WHAT YOU SHOULD DO – What follows is a set of records; repeat all of them exactly.

MATERIAL SHOWN –
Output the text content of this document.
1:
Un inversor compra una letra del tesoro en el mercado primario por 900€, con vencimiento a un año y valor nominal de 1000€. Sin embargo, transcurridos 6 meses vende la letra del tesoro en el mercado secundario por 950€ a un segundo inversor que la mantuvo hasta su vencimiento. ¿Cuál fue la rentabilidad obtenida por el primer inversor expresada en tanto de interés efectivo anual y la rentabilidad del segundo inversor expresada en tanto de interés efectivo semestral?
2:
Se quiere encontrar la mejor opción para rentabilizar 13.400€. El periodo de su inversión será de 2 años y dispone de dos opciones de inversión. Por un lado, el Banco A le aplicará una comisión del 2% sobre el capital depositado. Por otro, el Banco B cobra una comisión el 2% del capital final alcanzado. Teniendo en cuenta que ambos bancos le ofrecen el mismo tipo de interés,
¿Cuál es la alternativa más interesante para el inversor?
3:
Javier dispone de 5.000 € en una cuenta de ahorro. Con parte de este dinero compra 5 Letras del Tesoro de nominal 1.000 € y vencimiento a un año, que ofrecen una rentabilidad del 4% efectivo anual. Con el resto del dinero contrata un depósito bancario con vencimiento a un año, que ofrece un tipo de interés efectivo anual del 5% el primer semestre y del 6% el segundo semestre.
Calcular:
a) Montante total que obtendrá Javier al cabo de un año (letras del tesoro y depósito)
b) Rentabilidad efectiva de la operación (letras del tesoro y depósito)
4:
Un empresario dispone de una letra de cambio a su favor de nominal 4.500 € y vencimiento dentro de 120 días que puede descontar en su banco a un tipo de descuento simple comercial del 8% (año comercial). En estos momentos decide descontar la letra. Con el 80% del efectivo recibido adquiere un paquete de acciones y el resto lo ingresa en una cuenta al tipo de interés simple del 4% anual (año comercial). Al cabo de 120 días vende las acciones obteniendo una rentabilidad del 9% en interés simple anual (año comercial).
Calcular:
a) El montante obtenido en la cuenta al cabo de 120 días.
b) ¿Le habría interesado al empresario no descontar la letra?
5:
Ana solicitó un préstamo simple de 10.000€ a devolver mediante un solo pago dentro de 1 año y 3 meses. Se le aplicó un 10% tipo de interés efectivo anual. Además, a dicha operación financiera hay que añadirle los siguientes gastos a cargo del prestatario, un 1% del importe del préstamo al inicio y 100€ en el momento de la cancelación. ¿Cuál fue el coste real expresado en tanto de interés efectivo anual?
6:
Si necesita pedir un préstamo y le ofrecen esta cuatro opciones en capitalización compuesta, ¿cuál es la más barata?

RESULT OF THIS EXERCISE –
Output the text content of this document.
1:
Un inversor compra una letra del tesoro en el mercado primario por 900€, con vencimiento a un año y valor nominal de 1000€. Sin embargo, transcurridos 6 meses vende la letra del tesoro en el mercado secundario por 950€ a un segundo inversor que la mantuvo hasta su vencimiento. ¿Cuál fue la rentabilidad obtenida por el primer inversor expresada en tanto de interés efectivo anual y la rentabilidad del segundo inversor expresada en tanto de interés efectivo semestral?
2:
Se quiere encontrar la mejor opción para rentabilizar 13.400€. El periodo de su inversión será de 2 años y dispone de dos opciones de inversión. Por un lado, el Banco A le aplicará una comisión del 2% sobre el capital depositado. Por otro, el Banco B cobra una comisión el 2% del capital final alcanzado. Teniendo en cuenta que ambos bancos le ofrecen el mismo tipo de interés,
¿Cuál es la alternativa más interesante para el inversor?
3:
Javier dispone de 5.000 € en una cuenta de ahorro. Con parte de este dinero compra 5 Letras del Tesoro de nominal 1.000 € y vencimiento a un año, que ofrecen una rentabilidad del 4% efectivo anual. Con el resto del dinero contrata un depósito bancario con vencimiento a un año, que ofrece un tipo de interés efectivo anual del 5% el primer semestre y del 6% el segundo semestre.
Calcular:
a) Montante total que obtendrá Javier al cabo de un año (letras del tesoro y depósito)
b) Rentabilidad efectiva de la operación (letras del tesoro y depósito)
4:
Un empresario dispone de una letra de cambio a su favor de nominal 4.500 € y vencimiento dentro de 120 días que puede descontar en su banco a un tipo de descuento simple comercial del 8% (año comercial). En estos momentos decide descontar la letra. Con el 80% del efectivo recibido adquiere un paquete de acciones y el resto lo ingresa en una cuenta al tipo de interés simple del 4% anual (año comercial). Al cabo de 120 días vende las acciones obteniendo una rentabilidad del 9% en interés simple anual (año comercial).
Calcular:
a) El montante obtenido en la cuenta al cabo de 120 días.
b) ¿Le habría interesado al empresario no descontar la letra?
5:
Ana solicitó un préstamo simple de 10.000€ a devolver mediante un solo pago dentro de 1 año y 3 meses. Se le aplicó un 10% tipo de interés efectivo anual. Además, a dicha operación financiera hay que añadirle los siguientes gastos a cargo del prestatario, un 1% del importe del préstamo al inicio y 100€ en el momento de la cancelación. ¿Cuál fue el coste real expresado en tanto de interés efectivo anual?
6:
Si necesita pedir un préstamo y le ofrecen esta cuatro opciones en capitalización compuesta, ¿cuál es la más barata?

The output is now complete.